TASK PROMPT
Return each line of the listing below, unchanged, and omit the images.

SUPPLIED DATA
================================

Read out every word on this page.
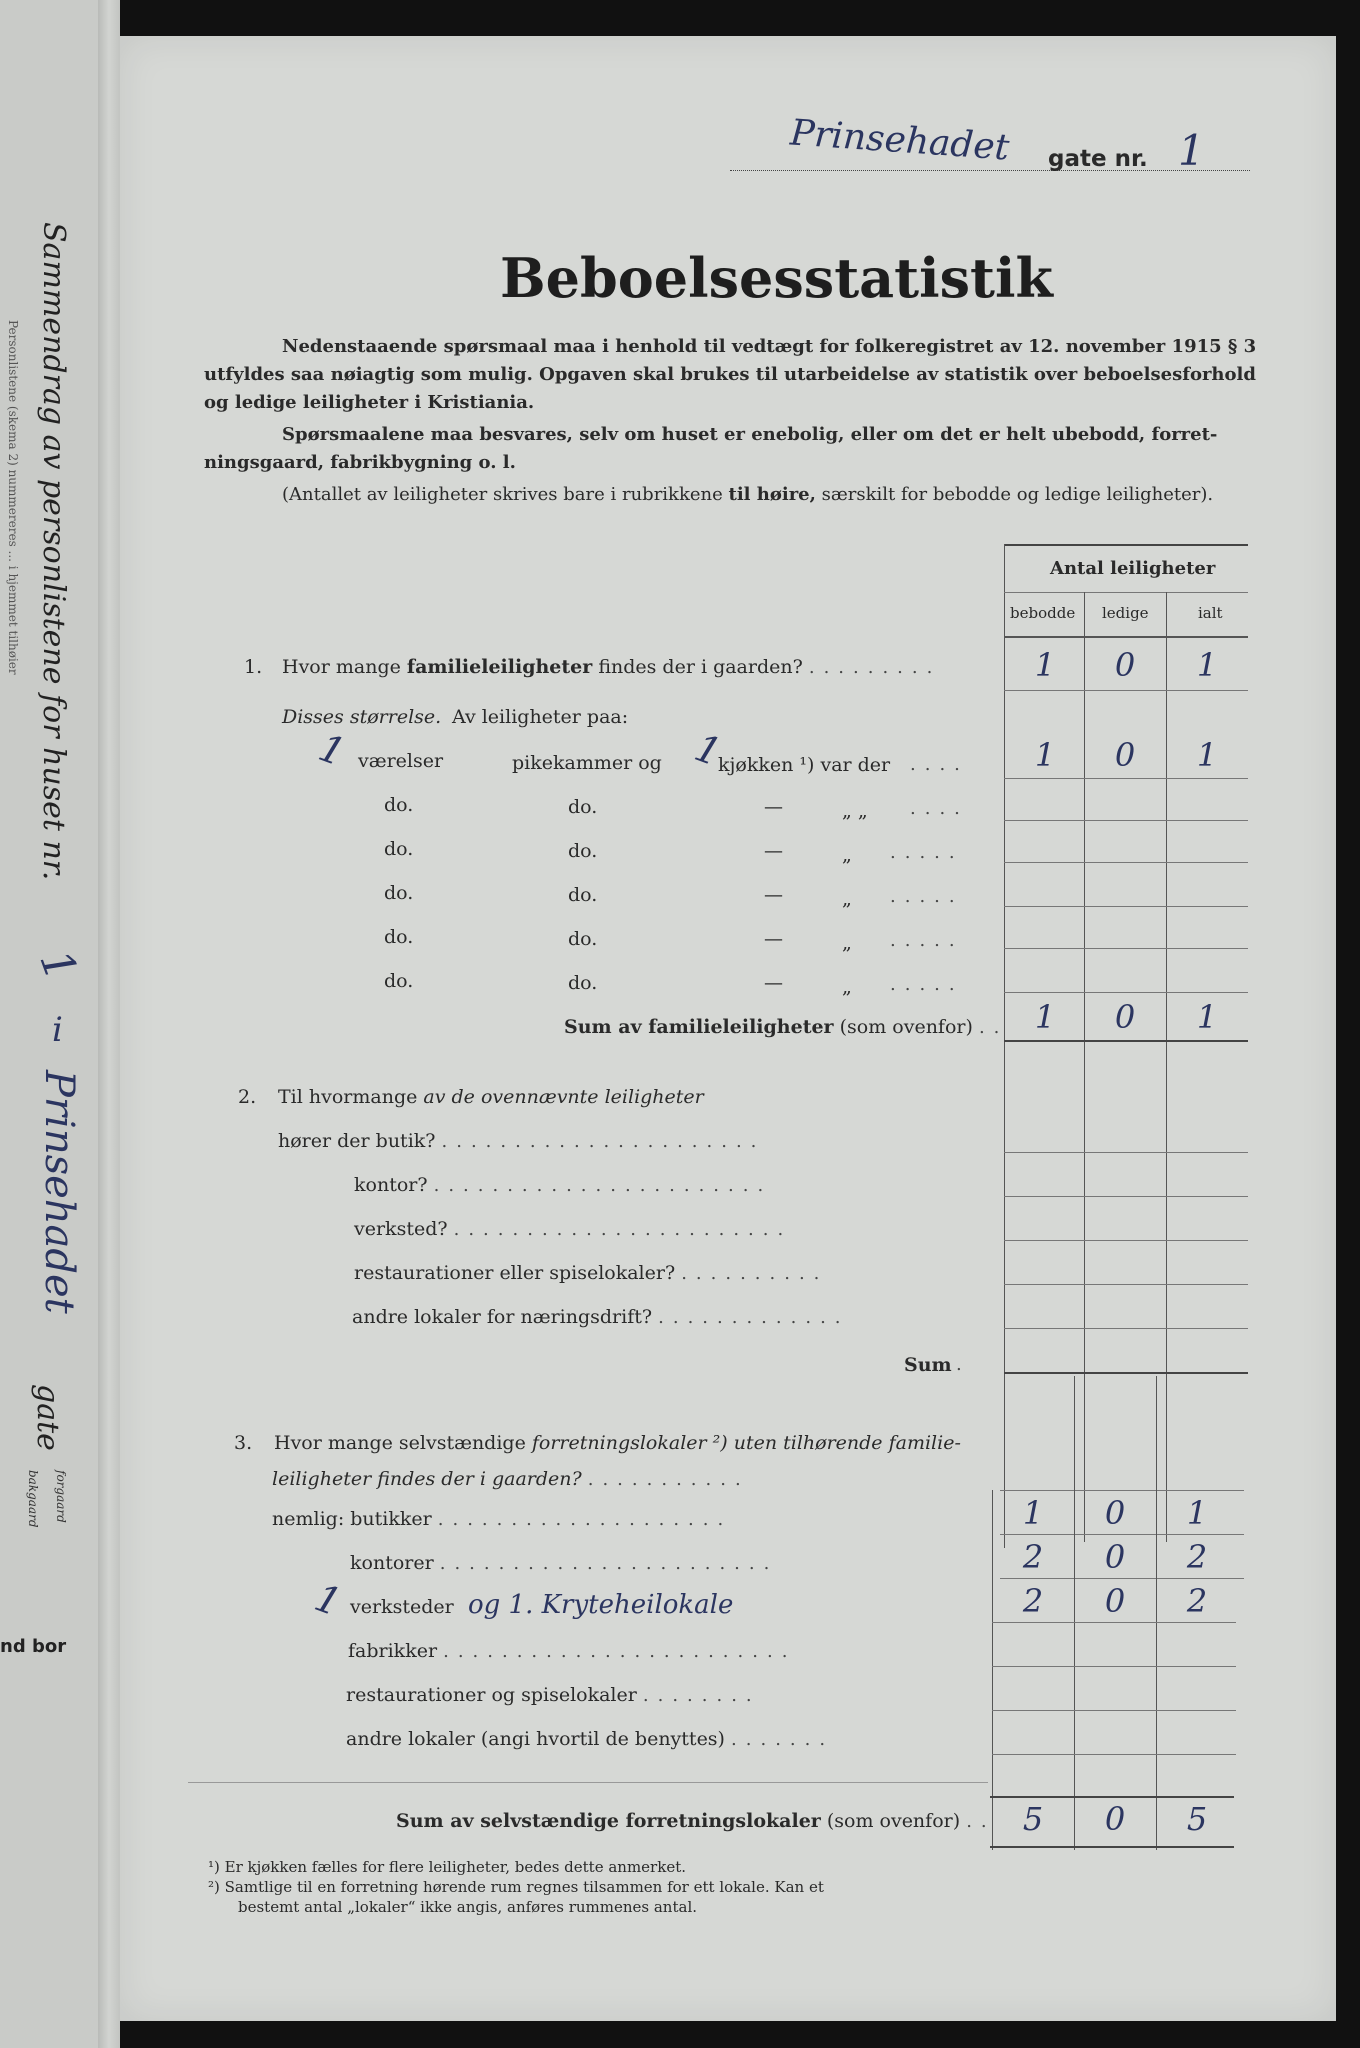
Sammendrag av personlistene for huset nr.
Personlistene (skema 2) nummereres ... i hjemmet tilhøier
1
i
Prinsehadet
gate
forgaard
bakgaard
nd bor
Prinsehadet gate nr. 1
Beboelsesstatistik
Nedenstaaende spørsmaal maa i henhold til vedtægt for folkeregistret av 12. november 1915 § 3
utfyldes saa nøiagtig som mulig. Opgaven skal brukes til utarbeidelse av statistik over beboelsesforhold
og ledige leiligheter i Kristiania.
Spørsmaalene maa besvares, selv om huset er enebolig, eller om det er helt ubebodd, forret-
ningsgaard, fabrikbygning o. l.
(Antallet av leiligheter skrives bare i rubrikkene til høire, særskilt for bebodde og ledige leiligheter).
Antal leiligheter
bebodde ledige	ialt
1. Hvor mange familieleiligheter findes der i gaarden? .........	1	0	1
Disses størrelse. Av leiligheter paa:
1 værelser	pikekammer og 1
kjøkken ¹) var der ....	1	0	1
do.	do.	—	„ „ ....
do.	do.	—	„ .....
do.	do.	—	„ .....
do.	do.	—	„ .....
do.	do.	—	„ .....
Sum av familieleiligheter (som ovenfor) .. 1	0	1
2. Til hvormange av de ovennævnte leiligheter
hører der butik? ......................
kontor? .......................
verksted? .......................
restaurationer eller spiselokaler? ..........
andre lokaler for næringsdrift? .............
Sum .
3. Hvor mange selvstændige forretningslokaler ²) uten tilhørende familie-
leiligheter findes der i gaarden? ...........
nemlig: butikker ....................	1	0	1
kontorer .......................	2	0	2
1 verksteder og 1. Kryteheilokale	2	0	2
fabrikker ........................
restaurationer og spiselokaler ........
andre lokaler (angi hvortil de benyttes) .......
Sum av selvstændige forretningslokaler (som ovenfor) .. 5	0	5
¹) Er kjøkken fælles for flere leiligheter, bedes dette anmerket.
²) Samtlige til en forretning hørende rum regnes tilsammen for ett lokale. Kan et
bestemt antal „lokaler“ ikke angis, anføres rummenes antal.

================================

SOLVED PROBLEM
Read out every word on this page.
Sammendrag av personlistene for huset nr.
Personlistene (skema 2) nummereres ... i hjemmet tilhøier
1
i
Prinsehadet
gate
forgaard
bakgaard
nd bor
Prinsehadet gate nr. 1
Beboelsesstatistik
Nedenstaaende spørsmaal maa i henhold til vedtægt for folkeregistret av 12. november 1915 § 3
utfyldes saa nøiagtig som mulig. Opgaven skal brukes til utarbeidelse av statistik over beboelsesforhold
og ledige leiligheter i Kristiania.
Spørsmaalene maa besvares, selv om huset er enebolig, eller om det er helt ubebodd, forret-
ningsgaard, fabrikbygning o. l.
(Antallet av leiligheter skrives bare i rubrikkene til høire, særskilt for bebodde og ledige leiligheter).
Antal leiligheter
bebodde ledige	ialt
1. Hvor mange familieleiligheter findes der i gaarden? .........	1	0	1
Disses størrelse. Av leiligheter paa:
1 værelser	pikekammer og 1
kjøkken ¹) var der ....	1	0	1
do.	do.	—	„ „ ....
do.	do.	—	„ .....
do.	do.	—	„ .....
do.	do.	—	„ .....
do.	do.	—	„ .....
Sum av familieleiligheter (som ovenfor) .. 1	0	1
2. Til hvormange av de ovennævnte leiligheter
hører der butik? ......................
kontor? .......................
verksted? .......................
restaurationer eller spiselokaler? ..........
andre lokaler for næringsdrift? .............
Sum .
3. Hvor mange selvstændige forretningslokaler ²) uten tilhørende familie-
leiligheter findes der i gaarden? ...........
nemlig: butikker ....................	1	0	1
kontorer .......................	2	0	2
1 verksteder og 1. Kryteheilokale	2	0	2
fabrikker ........................
restaurationer og spiselokaler ........
andre lokaler (angi hvortil de benyttes) .......
Sum av selvstændige forretningslokaler (som ovenfor) .. 5	0	5
¹) Er kjøkken fælles for flere leiligheter, bedes dette anmerket.
²) Samtlige til en forretning hørende rum regnes tilsammen for ett lokale. Kan et
bestemt antal „lokaler“ ikke angis, anføres rummenes antal.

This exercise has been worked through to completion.